> [WORK TO COMPLETE]:
Go through the data below and return each line containing the word "Frieden".

──────────

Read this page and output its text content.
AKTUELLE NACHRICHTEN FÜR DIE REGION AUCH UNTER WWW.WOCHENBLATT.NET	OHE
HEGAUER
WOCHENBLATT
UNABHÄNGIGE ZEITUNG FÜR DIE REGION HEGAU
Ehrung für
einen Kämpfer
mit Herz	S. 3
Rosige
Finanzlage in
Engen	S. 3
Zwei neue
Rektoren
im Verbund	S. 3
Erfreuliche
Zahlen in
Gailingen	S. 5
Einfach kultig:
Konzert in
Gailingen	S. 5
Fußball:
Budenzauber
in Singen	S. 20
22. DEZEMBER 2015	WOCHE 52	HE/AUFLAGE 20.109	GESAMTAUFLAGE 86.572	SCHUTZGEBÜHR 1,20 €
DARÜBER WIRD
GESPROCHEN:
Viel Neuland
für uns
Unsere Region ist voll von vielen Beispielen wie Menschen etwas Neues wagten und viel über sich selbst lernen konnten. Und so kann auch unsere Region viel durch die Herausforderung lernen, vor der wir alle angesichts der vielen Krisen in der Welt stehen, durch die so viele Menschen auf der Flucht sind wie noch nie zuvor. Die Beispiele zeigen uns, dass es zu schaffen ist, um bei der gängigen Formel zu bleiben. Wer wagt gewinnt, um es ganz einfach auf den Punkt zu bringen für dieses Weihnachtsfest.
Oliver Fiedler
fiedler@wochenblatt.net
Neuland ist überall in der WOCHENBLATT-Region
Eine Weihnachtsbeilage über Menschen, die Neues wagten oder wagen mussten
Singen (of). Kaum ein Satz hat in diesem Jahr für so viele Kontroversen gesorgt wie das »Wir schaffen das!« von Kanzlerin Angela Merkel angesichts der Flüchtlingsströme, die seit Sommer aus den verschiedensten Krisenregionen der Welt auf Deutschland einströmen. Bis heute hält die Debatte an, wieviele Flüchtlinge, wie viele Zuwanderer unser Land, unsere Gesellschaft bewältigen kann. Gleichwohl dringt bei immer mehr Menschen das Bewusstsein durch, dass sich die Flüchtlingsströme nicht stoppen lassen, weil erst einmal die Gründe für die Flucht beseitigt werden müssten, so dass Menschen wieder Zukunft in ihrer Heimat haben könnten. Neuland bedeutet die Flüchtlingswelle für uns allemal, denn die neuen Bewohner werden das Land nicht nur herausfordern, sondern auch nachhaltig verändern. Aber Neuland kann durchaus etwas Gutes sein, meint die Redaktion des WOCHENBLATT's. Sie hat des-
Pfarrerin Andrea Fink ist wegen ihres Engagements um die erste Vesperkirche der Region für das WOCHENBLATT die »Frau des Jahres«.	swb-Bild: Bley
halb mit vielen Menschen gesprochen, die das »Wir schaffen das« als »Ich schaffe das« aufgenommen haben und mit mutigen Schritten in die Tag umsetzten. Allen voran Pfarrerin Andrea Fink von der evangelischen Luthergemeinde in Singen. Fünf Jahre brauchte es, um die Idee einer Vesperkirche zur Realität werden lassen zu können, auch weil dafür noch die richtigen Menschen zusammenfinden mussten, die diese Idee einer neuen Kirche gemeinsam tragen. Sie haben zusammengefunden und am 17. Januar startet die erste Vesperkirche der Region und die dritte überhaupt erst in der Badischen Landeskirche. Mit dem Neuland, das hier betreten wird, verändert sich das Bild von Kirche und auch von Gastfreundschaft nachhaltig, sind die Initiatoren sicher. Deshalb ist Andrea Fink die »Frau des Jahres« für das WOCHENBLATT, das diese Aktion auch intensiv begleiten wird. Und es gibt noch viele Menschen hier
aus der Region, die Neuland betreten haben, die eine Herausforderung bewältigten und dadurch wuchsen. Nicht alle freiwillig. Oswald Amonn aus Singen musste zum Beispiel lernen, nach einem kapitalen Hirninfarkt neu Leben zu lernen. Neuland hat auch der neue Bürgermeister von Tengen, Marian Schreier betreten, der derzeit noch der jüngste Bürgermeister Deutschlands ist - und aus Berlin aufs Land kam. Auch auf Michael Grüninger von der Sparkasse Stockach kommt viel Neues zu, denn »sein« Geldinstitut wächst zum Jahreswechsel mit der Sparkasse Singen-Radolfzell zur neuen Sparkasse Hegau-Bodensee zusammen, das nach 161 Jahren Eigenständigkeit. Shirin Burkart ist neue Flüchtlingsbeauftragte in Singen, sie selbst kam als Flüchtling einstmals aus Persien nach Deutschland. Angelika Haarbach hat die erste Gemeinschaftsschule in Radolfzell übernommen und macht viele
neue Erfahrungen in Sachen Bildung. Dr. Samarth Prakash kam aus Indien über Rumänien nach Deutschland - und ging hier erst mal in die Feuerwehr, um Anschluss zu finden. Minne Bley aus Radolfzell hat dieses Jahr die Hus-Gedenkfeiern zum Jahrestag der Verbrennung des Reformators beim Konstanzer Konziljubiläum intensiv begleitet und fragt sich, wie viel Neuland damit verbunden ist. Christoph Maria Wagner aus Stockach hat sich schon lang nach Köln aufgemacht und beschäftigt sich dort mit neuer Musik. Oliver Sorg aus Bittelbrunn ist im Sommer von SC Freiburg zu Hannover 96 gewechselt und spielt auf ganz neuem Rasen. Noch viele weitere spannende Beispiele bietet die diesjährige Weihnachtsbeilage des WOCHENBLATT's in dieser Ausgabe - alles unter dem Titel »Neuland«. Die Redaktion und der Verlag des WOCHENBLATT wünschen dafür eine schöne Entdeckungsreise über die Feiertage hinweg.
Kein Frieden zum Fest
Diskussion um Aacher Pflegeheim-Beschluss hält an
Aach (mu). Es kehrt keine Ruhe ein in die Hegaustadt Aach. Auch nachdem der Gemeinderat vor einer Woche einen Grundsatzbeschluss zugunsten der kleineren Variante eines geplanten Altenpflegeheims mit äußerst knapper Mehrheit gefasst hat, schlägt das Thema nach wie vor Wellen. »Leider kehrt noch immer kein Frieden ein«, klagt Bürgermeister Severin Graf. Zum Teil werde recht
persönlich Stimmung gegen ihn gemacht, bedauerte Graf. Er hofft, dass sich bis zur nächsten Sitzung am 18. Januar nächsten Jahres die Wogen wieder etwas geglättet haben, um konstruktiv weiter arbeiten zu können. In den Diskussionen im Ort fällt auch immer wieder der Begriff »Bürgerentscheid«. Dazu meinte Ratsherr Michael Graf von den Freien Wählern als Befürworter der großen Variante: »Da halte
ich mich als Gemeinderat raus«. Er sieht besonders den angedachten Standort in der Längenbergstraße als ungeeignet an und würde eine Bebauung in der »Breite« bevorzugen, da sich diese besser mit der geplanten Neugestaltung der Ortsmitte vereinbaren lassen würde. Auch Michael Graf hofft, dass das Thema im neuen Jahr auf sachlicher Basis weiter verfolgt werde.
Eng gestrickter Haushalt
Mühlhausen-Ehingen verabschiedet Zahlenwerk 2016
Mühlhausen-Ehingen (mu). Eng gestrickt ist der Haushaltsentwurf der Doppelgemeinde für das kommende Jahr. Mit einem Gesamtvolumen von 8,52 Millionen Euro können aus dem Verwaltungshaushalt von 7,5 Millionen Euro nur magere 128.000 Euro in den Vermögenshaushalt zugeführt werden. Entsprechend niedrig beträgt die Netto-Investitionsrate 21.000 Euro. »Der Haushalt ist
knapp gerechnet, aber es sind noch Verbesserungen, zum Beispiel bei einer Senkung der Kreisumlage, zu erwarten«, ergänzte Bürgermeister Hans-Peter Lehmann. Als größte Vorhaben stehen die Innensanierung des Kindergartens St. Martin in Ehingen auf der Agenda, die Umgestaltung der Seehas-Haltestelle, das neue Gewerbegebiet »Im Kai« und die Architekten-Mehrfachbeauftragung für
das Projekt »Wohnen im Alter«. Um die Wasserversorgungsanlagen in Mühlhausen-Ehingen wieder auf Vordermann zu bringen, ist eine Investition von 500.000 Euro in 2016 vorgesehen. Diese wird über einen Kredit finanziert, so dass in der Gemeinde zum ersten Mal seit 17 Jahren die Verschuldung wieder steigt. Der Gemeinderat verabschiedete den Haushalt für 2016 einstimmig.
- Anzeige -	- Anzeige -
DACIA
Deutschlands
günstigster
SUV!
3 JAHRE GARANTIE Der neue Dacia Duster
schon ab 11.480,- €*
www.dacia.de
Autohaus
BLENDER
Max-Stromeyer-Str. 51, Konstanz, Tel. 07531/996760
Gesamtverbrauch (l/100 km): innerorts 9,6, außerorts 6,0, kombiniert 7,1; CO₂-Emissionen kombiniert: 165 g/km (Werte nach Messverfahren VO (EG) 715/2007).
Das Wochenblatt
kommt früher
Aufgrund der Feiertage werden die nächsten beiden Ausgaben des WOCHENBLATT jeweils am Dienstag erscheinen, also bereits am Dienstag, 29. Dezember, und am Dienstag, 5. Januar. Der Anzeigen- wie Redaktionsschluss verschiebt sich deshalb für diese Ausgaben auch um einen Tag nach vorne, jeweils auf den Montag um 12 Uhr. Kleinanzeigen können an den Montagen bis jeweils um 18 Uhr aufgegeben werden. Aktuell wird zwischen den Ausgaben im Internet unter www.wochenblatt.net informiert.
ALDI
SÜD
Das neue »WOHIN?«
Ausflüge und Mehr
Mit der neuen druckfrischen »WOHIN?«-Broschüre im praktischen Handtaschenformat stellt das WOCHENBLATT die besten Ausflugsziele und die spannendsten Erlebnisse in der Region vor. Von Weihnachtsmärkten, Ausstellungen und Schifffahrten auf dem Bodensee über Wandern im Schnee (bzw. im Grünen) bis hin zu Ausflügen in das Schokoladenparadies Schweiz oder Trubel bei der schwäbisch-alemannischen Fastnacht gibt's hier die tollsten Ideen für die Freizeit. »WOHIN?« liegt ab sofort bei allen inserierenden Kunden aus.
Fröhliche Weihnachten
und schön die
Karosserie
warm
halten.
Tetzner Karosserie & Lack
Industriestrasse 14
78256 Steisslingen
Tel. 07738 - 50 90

──────────

> [EXERCISE SOLUTION]:
Kein Frieden zum Fest
Aach (mu). Es kehrt keine Ruhe ein in die Hegaustadt Aach. Auch nachdem der Gemeinderat vor einer Woche einen Grundsatzbeschluss zugunsten der kleineren Variante eines geplanten Altenpflegeheims mit äußerst knapper Mehrheit gefasst hat, schlägt das Thema nach wie vor Wellen. »Leider kehrt noch immer kein Frieden ein«, klagt Bürgermeister Severin Graf. Zum Teil werde recht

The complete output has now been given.